Please reproduce every line of the listing, substituting "解压方式" for each occurrence of "减压方式" and leaving everything else unchanged; omit the pictures.
....
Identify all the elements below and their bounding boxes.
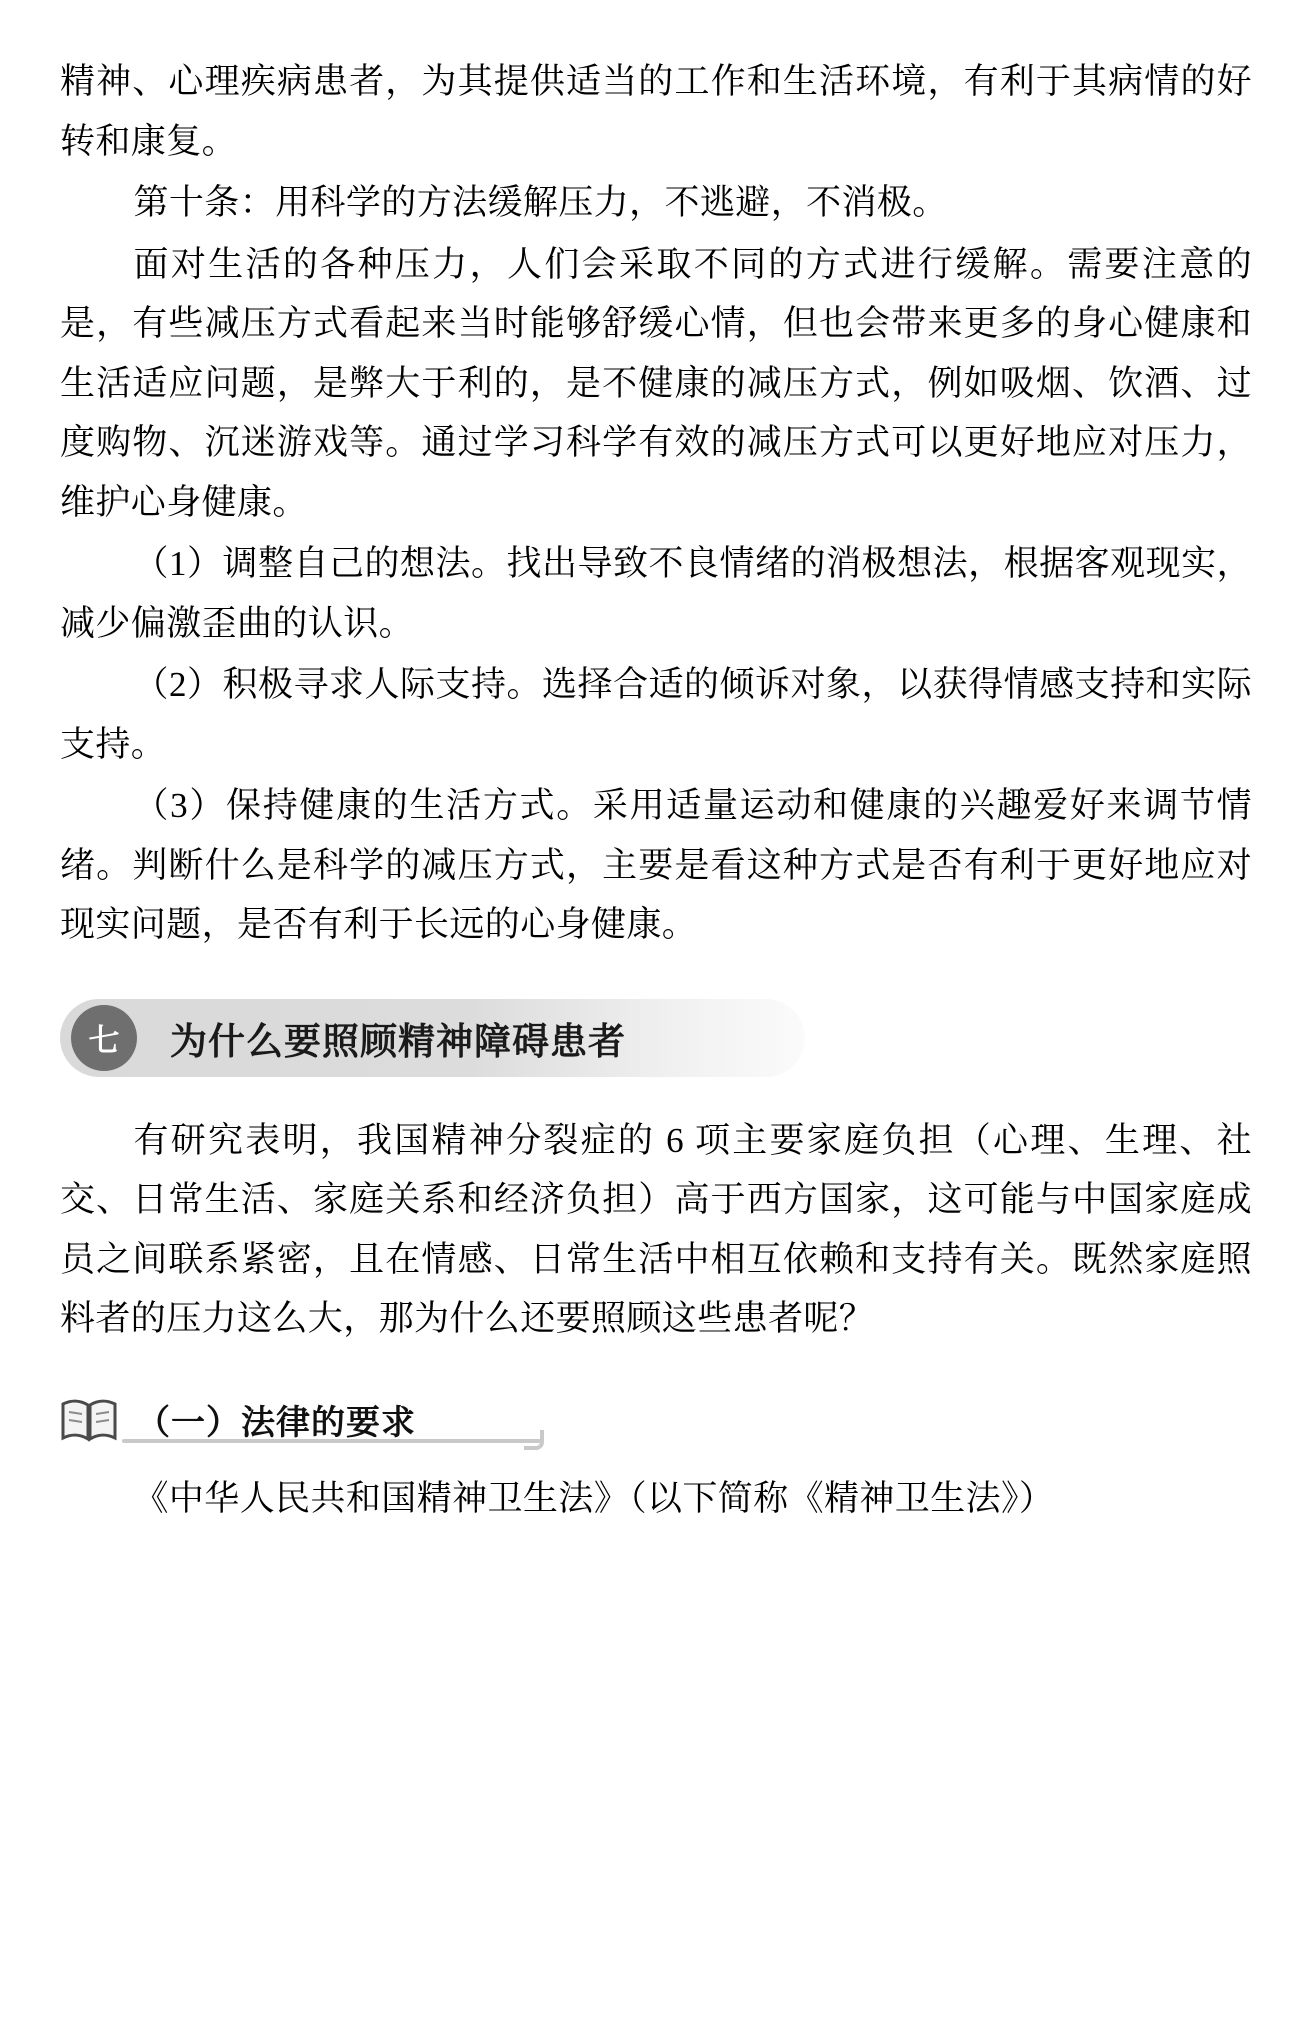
subsection-title: （一）法律的要求 [136,1404,416,1442]
section-number-badge: 七 [71,1005,137,1071]
paragraph-list-item-3: （3）保持健康的生活方式。采用适量运动和健康的兴趣爱好来调节情绪。判断什么是科学的减压方式，主要是看这种方式是否有利于更好地应对现实问题，是否有利于长远的心身健康。 [60,786,1252,944]
paragraph-list-item-1: （1）调整自己的想法。找出导致不良情绪的消极想法，根据客观现实，减少偏激歪曲的认识。 [60,544,1252,643]
paragraph-stress-relief: 面对生活的各种压力，人们会采取不同的方式进行缓解。需要注意的是，有些减压方式看起来当时能够舒缓心情，但也会带来更多的身心健康和生活适应问题，是弊大于利的，是不健康的减压方式，例如吸烟、饮酒、过度购物、沉迷游戏等。通过学习科学有效的减压方式可以更好地应对压力，维护心身健康。 [60,244,1252,522]
paragraph-continued: 精神、心理疾病患者，为其提供适当的工作和生活环境，有利于其病情的好转和康复。 [60,62,1252,161]
paragraph-article-ten: 第十条：用科学的方法缓解压力，不逃避，不消极。 [133,183,948,222]
subsection-heading [60,1389,1252,1451]
paragraph-mental-health-law: 《中华人民共和国精神卫生法》（以下简称《精神卫生法》） [133,1478,1055,1518]
book-icon [60,1397,118,1443]
paragraph-family-burden: 有研究表明，我国精神分裂症的 6 项主要家庭负担（心理、生理、社交、日常生活、家庭关系和经济负担）高于西方国家，这可能与中国家庭成员之间联系紧密，且在情感、日常生活中相互依赖和支持有关。既然家庭照料者的压力这么大，那为什么还要照顾这些患者呢？ [60,1120,1252,1338]
section-title: 为什么要照顾精神障碍患者 [170,1020,626,1062]
section-heading [60,999,805,1077]
paragraph-list-item-2: （2）积极寻求人际支持。选择合适的倾诉对象，以获得情感支持和实际支持。 [60,665,1252,764]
....
_FULL ANSWER:_
Identify all the elements below and their bounding boxes.
subsection-title: （一）法律的要求 [136,1404,416,1442]
section-number-badge: 七 [71,1005,137,1071]
paragraph-list-item-3: （3）保持健康的生活方式。采用适量运动和健康的兴趣爱好来调节情绪。判断什么是科学的解压方式，主要是看这种方式是否有利于更好地应对现实问题，是否有利于长远的心身健康。 [60,786,1252,944]
paragraph-list-item-1: （1）调整自己的想法。找出导致不良情绪的消极想法，根据客观现实，减少偏激歪曲的认识。 [60,544,1252,643]
paragraph-stress-relief: 面对生活的各种压力，人们会采取不同的方式进行缓解。需要注意的是，有些解压方式看起来当时能够舒缓心情，但也会带来更多的身心健康和生活适应问题，是弊大于利的，是不健康的解压方式，例如吸烟、饮酒、过度购物、沉迷游戏等。通过学习科学有效的解压方式可以更好地应对压力，维护心身健康。 [60,244,1252,522]
paragraph-continued: 精神、心理疾病患者，为其提供适当的工作和生活环境，有利于其病情的好转和康复。 [60,62,1252,161]
paragraph-article-ten: 第十条：用科学的方法缓解压力，不逃避，不消极。 [133,183,948,222]
subsection-heading [60,1389,1252,1451]
paragraph-mental-health-law: 《中华人民共和国精神卫生法》（以下简称《精神卫生法》） [133,1478,1055,1518]
book-icon [60,1397,118,1443]
paragraph-family-burden: 有研究表明，我国精神分裂症的 6 项主要家庭负担（心理、生理、社交、日常生活、家庭关系和经济负担）高于西方国家，这可能与中国家庭成员之间联系紧密，且在情感、日常生活中相互依赖和支持有关。既然家庭照料者的压力这么大，那为什么还要照顾这些患者呢？ [60,1120,1252,1338]
section-title: 为什么要照顾精神障碍患者 [170,1020,626,1062]
section-heading [60,999,805,1077]
paragraph-list-item-2: （2）积极寻求人际支持。选择合适的倾诉对象，以获得情感支持和实际支持。 [60,665,1252,764]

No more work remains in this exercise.